Entries with figure data
-- -- --
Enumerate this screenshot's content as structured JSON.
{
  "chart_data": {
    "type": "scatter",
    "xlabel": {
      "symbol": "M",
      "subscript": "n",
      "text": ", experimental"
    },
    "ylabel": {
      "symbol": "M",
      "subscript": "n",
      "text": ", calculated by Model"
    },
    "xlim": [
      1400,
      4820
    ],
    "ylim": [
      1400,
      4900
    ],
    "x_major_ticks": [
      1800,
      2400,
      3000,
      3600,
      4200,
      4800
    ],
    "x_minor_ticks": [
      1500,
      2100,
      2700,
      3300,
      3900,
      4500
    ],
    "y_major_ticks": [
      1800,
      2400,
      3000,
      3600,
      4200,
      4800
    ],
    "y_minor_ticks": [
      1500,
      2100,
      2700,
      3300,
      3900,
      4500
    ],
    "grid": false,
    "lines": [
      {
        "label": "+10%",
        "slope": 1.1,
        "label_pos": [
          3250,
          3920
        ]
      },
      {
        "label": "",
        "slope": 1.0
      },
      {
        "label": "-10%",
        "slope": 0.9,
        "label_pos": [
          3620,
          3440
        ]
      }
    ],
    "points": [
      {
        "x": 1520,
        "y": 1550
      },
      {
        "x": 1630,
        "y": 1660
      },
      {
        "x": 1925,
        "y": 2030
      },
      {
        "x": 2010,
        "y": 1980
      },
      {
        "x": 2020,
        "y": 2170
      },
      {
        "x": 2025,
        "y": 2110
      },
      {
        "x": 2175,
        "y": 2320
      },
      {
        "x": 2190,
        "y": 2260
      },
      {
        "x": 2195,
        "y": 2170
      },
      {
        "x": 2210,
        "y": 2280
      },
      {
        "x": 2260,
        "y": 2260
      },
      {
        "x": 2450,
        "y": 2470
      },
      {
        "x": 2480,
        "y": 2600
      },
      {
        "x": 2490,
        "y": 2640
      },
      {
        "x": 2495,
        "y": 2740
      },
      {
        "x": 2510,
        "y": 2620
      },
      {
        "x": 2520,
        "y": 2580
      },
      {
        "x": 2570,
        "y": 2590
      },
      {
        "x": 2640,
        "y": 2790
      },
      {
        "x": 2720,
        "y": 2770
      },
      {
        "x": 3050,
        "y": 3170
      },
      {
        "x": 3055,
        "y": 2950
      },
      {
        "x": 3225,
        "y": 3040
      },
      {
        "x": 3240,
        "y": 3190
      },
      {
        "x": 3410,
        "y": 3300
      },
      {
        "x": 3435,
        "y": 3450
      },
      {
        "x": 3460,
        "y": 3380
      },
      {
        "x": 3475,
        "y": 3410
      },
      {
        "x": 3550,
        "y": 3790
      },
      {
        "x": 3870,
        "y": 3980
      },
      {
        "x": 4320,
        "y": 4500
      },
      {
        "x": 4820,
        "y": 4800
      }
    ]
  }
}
-- -- --
▸ **AIM**
All of the data needs to be printed once more, exactly.

▸ **THE RESPONSE**
Enumerate this screenshot's content as structured JSON.
{
  "chart_data": {
    "type": "scatter",
    "xlabel": {
      "symbol": "M",
      "subscript": "n",
      "text": ", experimental"
    },
    "ylabel": {
      "symbol": "M",
      "subscript": "n",
      "text": ", calculated by Model"
    },
    "xlim": [
      1400,
      4820
    ],
    "ylim": [
      1400,
      4900
    ],
    "x_major_ticks": [
      1800,
      2400,
      3000,
      3600,
      4200,
      4800
    ],
    "x_minor_ticks": [
      1500,
      2100,
      2700,
      3300,
      3900,
      4500
    ],
    "y_major_ticks": [
      1800,
      2400,
      3000,
      3600,
      4200,
      4800
    ],
    "y_minor_ticks": [
      1500,
      2100,
      2700,
      3300,
      3900,
      4500
    ],
    "grid": false,
    "lines": [
      {
        "label": "+10%",
        "slope": 1.1,
        "label_pos": [
          3250,
          3920
        ]
      },
      {
        "label": "",
        "slope": 1.0
      },
      {
        "label": "-10%",
        "slope": 0.9,
        "label_pos": [
          3620,
          3440
        ]
      }
    ],
    "points": [
      {
        "x": 1520,
        "y": 1550
      },
      {
        "x": 1630,
        "y": 1660
      },
      {
        "x": 1925,
        "y": 2030
      },
      {
        "x": 2010,
        "y": 1980
      },
      {
        "x": 2020,
        "y": 2170
      },
      {
        "x": 2025,
        "y": 2110
      },
      {
        "x": 2175,
        "y": 2320
      },
      {
        "x": 2190,
        "y": 2260
      },
      {
        "x": 2195,
        "y": 2170
      },
      {
        "x": 2210,
        "y": 2280
      },
      {
        "x": 2260,
        "y": 2260
      },
      {
        "x": 2450,
        "y": 2470
      },
      {
        "x": 2480,
        "y": 2600
      },
      {
        "x": 2490,
        "y": 2640
      },
      {
        "x": 2495,
        "y": 2740
      },
      {
        "x": 2510,
        "y": 2620
      },
      {
        "x": 2520,
        "y": 2580
      },
      {
        "x": 2570,
        "y": 2590
      },
      {
        "x": 2640,
        "y": 2790
      },
      {
        "x": 2720,
        "y": 2770
      },
      {
        "x": 3050,
        "y": 3170
      },
      {
        "x": 3055,
        "y": 2950
      },
      {
        "x": 3225,
        "y": 3040
      },
      {
        "x": 3240,
        "y": 3190
      },
      {
        "x": 3410,
        "y": 3300
      },
      {
        "x": 3435,
        "y": 3450
      },
      {
        "x": 3460,
        "y": 3380
      },
      {
        "x": 3475,
        "y": 3410
      },
      {
        "x": 3550,
        "y": 3790
      },
      {
        "x": 3870,
        "y": 3980
      },
      {
        "x": 4320,
        "y": 4500
      },
      {
        "x": 4820,
        "y": 4800
      }
    ]
  }
}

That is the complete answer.